◆ Description of the task
Give back each entry unchanged, minus pictures.

Saved entries:
◇ ◇ ◇ ◇
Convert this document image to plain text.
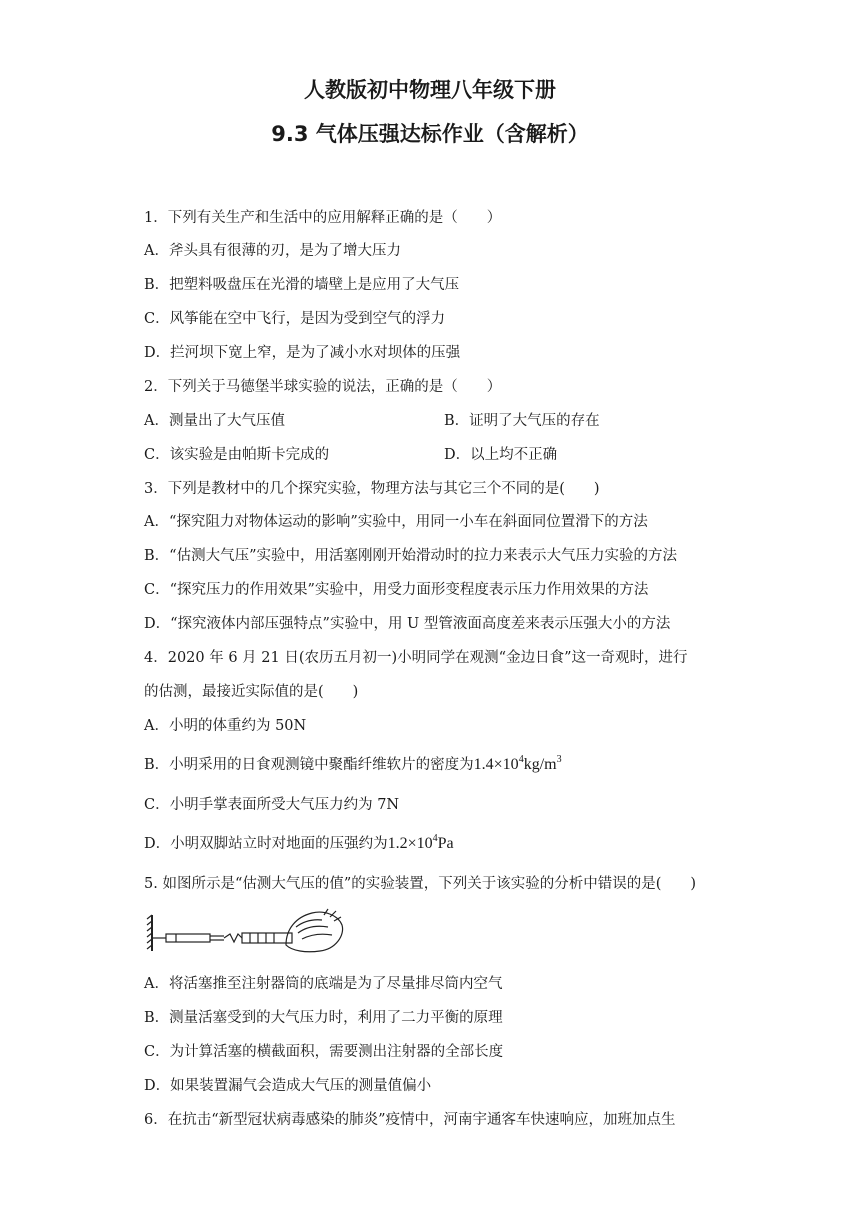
人教版初中物理八年级下册
9.3 气体压强达标作业（含解析）
1．下列有关生产和生活中的应用解释正确的是（　　）
A．斧头具有很薄的刃，是为了增大压力
B．把塑料吸盘压在光滑的墙壁上是应用了大气压
C．风筝能在空中飞行，是因为受到空气的浮力
D．拦河坝下宽上窄，是为了减小水对坝体的压强
2．下列关于马德堡半球实验的说法，正确的是（　　）
A．测量出了大气压值	B．证明了大气压的存在
C．该实验是由帕斯卡完成的	D．以上均不正确
3．下列是教材中的几个探究实验，物理方法与其它三个不同的是(　　)
A．“探究阻力对物体运动的影响”实验中，用同一小车在斜面同位置滑下的方法
B．“估测大气压”实验中，用活塞刚刚开始滑动时的拉力来表示大气压力实验的方法
C．“探究压力的作用效果”实验中，用受力面形变程度表示压力作用效果的方法
D．“探究液体内部压强特点”实验中，用 U 型管液面高度差来表示压强大小的方法
4．2020 年 6 月 21 日(农历五月初一)小明同学在观测“金边日食”这一奇观时，进行
的估测，最接近实际值的是(　　)
A．小明的体重约为 50N
B．小明采用的日食观测镜中聚酯纤维软片的密度为$1.4\times 10^4kg/m^3$
C．小明手掌表面所受大气压力约为 7N
D．小明双脚站立时对地面的压强约为$1.2\times 10^4Pa$
5. 如图所示是“估测大气压的值”的实验装置，下列关于该实验的分析中错误的是(　　)
A．将活塞推至注射器筒的底端是为了尽量排尽筒内空气
B．测量活塞受到的大气压力时，利用了二力平衡的原理
C．为计算活塞的横截面积，需要测出注射器的全部长度
D．如果装置漏气会造成大气压的测量值偏小
6．在抗击“新型冠状病毒感染的肺炎”疫情中，河南宇通客车快速响应，加班加点生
◇ ◇ ◇ ◇
◆ Answer to this task
Convert this document image to plain text.
人教版初中物理八年级下册
9.3 气体压强达标作业（含解析）
1．下列有关生产和生活中的应用解释正确的是（　　）
A．斧头具有很薄的刃，是为了增大压力
B．把塑料吸盘压在光滑的墙壁上是应用了大气压
C．风筝能在空中飞行，是因为受到空气的浮力
D．拦河坝下宽上窄，是为了减小水对坝体的压强
2．下列关于马德堡半球实验的说法，正确的是（　　）
A．测量出了大气压值	B．证明了大气压的存在
C．该实验是由帕斯卡完成的	D．以上均不正确
3．下列是教材中的几个探究实验，物理方法与其它三个不同的是(　　)
A．“探究阻力对物体运动的影响”实验中，用同一小车在斜面同位置滑下的方法
B．“估测大气压”实验中，用活塞刚刚开始滑动时的拉力来表示大气压力实验的方法
C．“探究压力的作用效果”实验中，用受力面形变程度表示压力作用效果的方法
D．“探究液体内部压强特点”实验中，用 U 型管液面高度差来表示压强大小的方法
4．2020 年 6 月 21 日(农历五月初一)小明同学在观测“金边日食”这一奇观时，进行
的估测，最接近实际值的是(　　)
A．小明的体重约为 50N
B．小明采用的日食观测镜中聚酯纤维软片的密度为$1.4\times 10^4kg/m^3$
C．小明手掌表面所受大气压力约为 7N
D．小明双脚站立时对地面的压强约为$1.2\times 10^4Pa$
5. 如图所示是“估测大气压的值”的实验装置，下列关于该实验的分析中错误的是(　　)
A．将活塞推至注射器筒的底端是为了尽量排尽筒内空气
B．测量活塞受到的大气压力时，利用了二力平衡的原理
C．为计算活塞的横截面积，需要测出注射器的全部长度
D．如果装置漏气会造成大气压的测量值偏小
6．在抗击“新型冠状病毒感染的肺炎”疫情中，河南宇通客车快速响应，加班加点生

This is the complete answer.